◆ **Consegna 1**
Nel brano sul cantastorie Barbapedana, quali oggetti portava con sé o indossava mentre girava di osteria in osteria?
◆ **Consegna 2**
Prosegui il brano sul cantastorie Barbapedana, ripartendo subito dopo la sua ultima frase.

◆ **Brano di lettura**
Cantastori
Il più tipico cantastorie meneghino fu un certo Enrico
Mulaschi, meglio conosciuto come "Barbapedana", cioè giovanotto.
Aveva dato segni precoci della sua vocazione; a nove anni infatti,
quando era occupato come "piccolo" nell'osteria di Paullo Lodigiano, era
rimasto estasiato udendo un cantastorie.
Abbandonò però i "quintini" per affrontare il pubblico della strada solo
a diciassette anni.
Viveva in una povera casa in un vicoletto di Porta Tosa, ora scomparso,
e girava di osteria in osteria con la chitarra a tracolla, un cappello a
tesa larga adorno di una coda di scoiattolo e una zimarra color tabacco.
Il repertorio di questo cantastorie constava di antichi canti popolari
da lui raccolti e rimessi insieme a modo suo; inventò anche versi
strampalati ma geniali.

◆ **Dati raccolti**

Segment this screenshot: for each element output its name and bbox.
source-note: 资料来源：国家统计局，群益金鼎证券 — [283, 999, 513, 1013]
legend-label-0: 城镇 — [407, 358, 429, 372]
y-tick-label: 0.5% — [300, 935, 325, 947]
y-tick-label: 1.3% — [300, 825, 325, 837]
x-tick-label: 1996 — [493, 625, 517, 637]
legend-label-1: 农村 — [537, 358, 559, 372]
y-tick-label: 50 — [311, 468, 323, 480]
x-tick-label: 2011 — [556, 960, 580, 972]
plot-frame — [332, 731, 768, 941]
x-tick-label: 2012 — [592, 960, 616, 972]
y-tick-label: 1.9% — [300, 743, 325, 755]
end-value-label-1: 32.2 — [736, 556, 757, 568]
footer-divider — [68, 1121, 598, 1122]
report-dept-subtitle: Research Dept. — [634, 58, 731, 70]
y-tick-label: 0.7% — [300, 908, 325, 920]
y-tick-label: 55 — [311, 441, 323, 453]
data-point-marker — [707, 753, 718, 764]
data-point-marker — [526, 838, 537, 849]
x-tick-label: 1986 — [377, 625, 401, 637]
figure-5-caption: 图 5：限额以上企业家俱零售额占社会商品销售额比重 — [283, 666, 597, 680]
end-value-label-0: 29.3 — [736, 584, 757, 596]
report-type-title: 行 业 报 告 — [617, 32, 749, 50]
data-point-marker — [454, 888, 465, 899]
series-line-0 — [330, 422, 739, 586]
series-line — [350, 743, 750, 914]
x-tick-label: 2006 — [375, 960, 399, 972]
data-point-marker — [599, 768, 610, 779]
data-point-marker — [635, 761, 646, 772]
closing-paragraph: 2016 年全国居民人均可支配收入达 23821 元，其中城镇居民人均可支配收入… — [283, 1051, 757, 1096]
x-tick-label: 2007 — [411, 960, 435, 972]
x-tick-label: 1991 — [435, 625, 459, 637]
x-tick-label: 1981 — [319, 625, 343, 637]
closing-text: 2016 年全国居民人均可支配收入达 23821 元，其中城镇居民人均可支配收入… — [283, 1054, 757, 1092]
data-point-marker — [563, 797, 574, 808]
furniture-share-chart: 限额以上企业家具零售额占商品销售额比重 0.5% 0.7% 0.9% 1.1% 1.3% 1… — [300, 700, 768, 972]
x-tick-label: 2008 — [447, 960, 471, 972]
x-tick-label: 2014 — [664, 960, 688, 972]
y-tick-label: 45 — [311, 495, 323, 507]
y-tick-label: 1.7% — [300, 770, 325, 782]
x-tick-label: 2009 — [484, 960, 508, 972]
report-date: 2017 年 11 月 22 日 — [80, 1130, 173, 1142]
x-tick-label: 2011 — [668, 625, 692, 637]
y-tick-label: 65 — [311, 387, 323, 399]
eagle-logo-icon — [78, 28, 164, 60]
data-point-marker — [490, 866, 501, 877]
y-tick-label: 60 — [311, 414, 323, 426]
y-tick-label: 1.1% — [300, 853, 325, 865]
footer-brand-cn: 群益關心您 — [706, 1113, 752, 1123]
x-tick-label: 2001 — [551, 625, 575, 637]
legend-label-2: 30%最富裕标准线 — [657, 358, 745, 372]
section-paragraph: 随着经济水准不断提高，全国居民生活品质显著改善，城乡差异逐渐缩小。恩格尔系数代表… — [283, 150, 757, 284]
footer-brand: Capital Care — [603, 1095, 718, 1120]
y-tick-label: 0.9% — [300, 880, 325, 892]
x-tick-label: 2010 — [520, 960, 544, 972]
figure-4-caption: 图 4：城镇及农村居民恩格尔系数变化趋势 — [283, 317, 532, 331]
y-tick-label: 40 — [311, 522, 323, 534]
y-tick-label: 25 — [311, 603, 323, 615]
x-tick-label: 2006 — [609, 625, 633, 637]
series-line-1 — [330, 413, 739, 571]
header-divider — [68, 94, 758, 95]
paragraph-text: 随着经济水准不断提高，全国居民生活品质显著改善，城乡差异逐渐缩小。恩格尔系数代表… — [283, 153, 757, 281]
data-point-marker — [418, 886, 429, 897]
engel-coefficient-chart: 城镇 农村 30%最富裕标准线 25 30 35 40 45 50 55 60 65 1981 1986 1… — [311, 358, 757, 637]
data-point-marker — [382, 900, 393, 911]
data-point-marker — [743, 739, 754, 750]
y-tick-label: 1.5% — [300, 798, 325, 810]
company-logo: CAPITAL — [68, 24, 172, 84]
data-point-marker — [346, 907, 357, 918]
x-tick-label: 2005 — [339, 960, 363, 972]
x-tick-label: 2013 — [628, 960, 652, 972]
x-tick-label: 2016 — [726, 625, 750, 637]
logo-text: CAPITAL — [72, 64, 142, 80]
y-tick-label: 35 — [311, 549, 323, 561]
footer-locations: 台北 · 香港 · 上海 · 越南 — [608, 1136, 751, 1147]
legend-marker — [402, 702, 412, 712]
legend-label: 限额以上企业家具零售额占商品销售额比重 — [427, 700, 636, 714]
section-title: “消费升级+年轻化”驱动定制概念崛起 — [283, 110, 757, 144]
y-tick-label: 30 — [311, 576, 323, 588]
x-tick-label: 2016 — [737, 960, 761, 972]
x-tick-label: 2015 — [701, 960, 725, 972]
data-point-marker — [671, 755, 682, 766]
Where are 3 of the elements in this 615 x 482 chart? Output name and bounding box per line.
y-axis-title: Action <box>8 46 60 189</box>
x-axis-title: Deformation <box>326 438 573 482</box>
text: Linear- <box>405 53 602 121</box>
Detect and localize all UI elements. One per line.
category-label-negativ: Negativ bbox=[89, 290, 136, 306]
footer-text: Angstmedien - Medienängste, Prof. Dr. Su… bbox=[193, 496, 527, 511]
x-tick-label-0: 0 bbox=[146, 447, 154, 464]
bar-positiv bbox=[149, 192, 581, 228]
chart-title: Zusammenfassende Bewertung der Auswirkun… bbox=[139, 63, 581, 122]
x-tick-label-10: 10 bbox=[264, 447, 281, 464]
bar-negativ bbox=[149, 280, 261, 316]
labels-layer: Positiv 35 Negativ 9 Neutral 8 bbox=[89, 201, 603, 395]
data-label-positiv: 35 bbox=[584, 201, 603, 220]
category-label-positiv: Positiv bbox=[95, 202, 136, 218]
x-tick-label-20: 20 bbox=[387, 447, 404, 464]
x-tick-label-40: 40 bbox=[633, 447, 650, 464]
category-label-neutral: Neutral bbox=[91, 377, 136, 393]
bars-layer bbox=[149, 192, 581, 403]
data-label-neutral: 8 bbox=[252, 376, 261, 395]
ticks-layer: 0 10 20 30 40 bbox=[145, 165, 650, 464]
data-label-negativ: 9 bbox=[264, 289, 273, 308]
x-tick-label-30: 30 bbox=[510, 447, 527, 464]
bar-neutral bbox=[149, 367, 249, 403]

◆ **Risposta 1**
- la chitarra a tracolla
- un cappello a tesa larga adorno di una coda di scoiattolo
- una zimarra color tabacco

◆ **Risposta 2**
Barbapedana sapeva scegliere le sue canzoni a seconda degli ascoltatori:
per le famiglie aveva il repertorio castigato, per le coppiette che si
appartavano in una sala o in fondo alla toppia sceglieva canzoni
piccanti. Accompagnando il suono della chitarra con un fischio dolce,
diventò presto popolare tanto che persino la duchessa di Genova lo
invitò a cantare a Stresa.
Tanto popolare che una volta si usava dire:
"L'è un Barbapedana", è un cantastorie.
Precursore degli odierni cantautori, ironizzava su se stesso in una nota
canzone:
"Barbapedana el gh'aveva on gilé
senza el denanz cont via el dedree
cont i oggioeu longh ona spana
l'era el gilè del Barbapedana!"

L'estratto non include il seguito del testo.